# Objective
Go through the entries below and pick out every line with "stakeholders".
* begin Information provided *
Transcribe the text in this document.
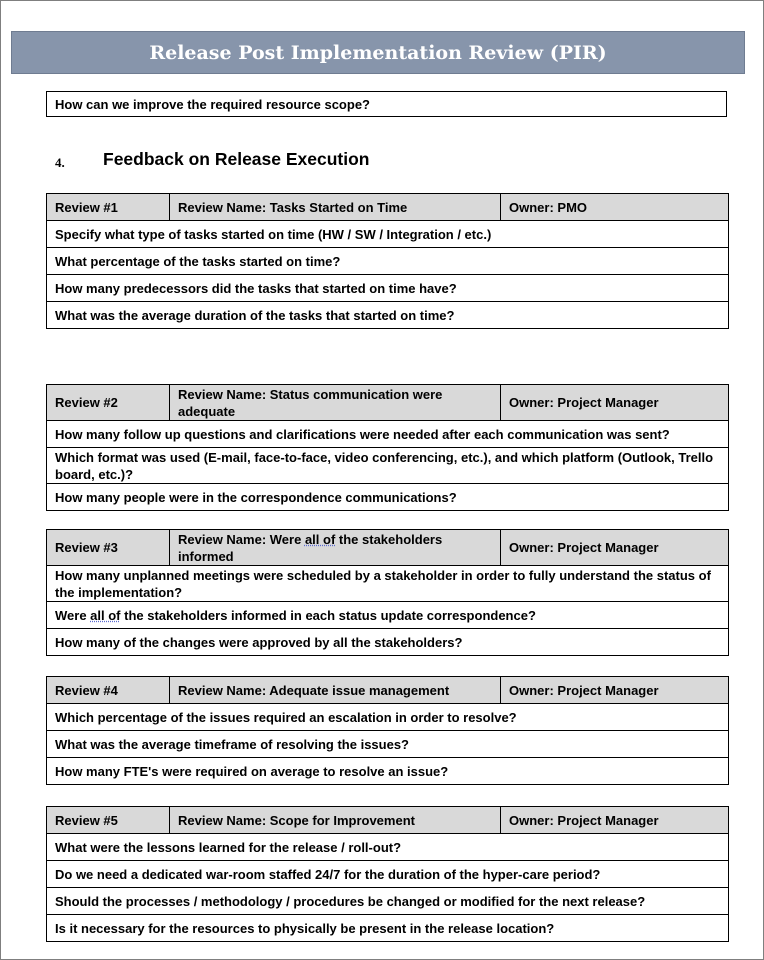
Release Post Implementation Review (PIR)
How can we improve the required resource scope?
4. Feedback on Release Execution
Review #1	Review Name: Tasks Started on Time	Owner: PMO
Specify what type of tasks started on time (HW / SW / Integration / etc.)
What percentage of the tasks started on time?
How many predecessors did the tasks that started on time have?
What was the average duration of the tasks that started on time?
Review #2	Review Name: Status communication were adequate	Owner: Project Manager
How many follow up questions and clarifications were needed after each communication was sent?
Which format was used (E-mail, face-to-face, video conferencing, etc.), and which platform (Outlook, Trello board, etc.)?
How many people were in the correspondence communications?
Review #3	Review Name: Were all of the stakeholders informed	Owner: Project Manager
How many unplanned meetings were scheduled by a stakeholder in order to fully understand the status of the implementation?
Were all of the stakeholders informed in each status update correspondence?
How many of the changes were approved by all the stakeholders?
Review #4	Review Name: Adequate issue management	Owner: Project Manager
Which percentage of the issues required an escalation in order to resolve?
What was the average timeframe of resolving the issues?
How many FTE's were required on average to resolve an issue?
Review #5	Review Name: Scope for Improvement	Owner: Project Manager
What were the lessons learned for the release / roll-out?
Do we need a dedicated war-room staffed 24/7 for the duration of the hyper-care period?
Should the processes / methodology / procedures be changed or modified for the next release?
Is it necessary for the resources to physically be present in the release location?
* end Information provided *
* begin Information provided *
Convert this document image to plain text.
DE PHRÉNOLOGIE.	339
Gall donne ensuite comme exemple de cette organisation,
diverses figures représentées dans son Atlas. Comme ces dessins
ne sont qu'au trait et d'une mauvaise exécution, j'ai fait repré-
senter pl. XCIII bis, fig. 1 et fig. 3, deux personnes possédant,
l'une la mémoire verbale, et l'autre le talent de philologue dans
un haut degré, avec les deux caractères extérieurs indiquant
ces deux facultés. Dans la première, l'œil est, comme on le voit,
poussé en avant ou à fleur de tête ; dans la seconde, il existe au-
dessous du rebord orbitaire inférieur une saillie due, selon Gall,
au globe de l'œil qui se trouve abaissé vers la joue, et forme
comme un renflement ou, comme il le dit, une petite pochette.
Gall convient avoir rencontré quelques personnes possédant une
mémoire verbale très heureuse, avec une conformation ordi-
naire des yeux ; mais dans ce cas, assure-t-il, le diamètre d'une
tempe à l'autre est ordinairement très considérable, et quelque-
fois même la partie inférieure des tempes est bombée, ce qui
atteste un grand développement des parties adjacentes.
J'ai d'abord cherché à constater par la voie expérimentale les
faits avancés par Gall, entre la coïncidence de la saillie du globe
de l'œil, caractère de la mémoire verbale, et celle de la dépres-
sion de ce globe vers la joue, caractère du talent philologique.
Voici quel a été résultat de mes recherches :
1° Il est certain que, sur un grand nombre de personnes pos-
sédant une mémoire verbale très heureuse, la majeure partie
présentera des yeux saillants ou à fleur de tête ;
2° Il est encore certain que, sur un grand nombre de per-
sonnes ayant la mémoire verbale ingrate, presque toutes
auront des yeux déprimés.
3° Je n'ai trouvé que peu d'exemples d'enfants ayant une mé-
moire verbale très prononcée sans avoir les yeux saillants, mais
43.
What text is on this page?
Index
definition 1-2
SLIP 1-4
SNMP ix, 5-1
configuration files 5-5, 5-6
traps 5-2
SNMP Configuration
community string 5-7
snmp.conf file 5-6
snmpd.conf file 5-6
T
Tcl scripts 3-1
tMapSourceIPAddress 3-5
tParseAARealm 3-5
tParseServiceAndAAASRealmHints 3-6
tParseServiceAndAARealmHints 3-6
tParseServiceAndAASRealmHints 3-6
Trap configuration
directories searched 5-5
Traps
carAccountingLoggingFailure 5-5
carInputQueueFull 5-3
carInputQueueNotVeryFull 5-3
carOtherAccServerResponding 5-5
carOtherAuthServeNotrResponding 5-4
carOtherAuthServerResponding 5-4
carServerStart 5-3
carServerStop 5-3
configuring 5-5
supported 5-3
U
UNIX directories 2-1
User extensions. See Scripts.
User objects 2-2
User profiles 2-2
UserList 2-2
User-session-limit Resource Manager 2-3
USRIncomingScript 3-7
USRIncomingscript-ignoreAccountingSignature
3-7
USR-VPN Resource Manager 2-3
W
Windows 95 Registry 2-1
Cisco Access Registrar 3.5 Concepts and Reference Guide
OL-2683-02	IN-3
* end Information provided *
# Final result
Review #3	Review Name: Were all of the stakeholders informed	Owner: Project Manager
Were all of the stakeholders informed in each status update correspondence?
How many of the changes were approved by all the stakeholders?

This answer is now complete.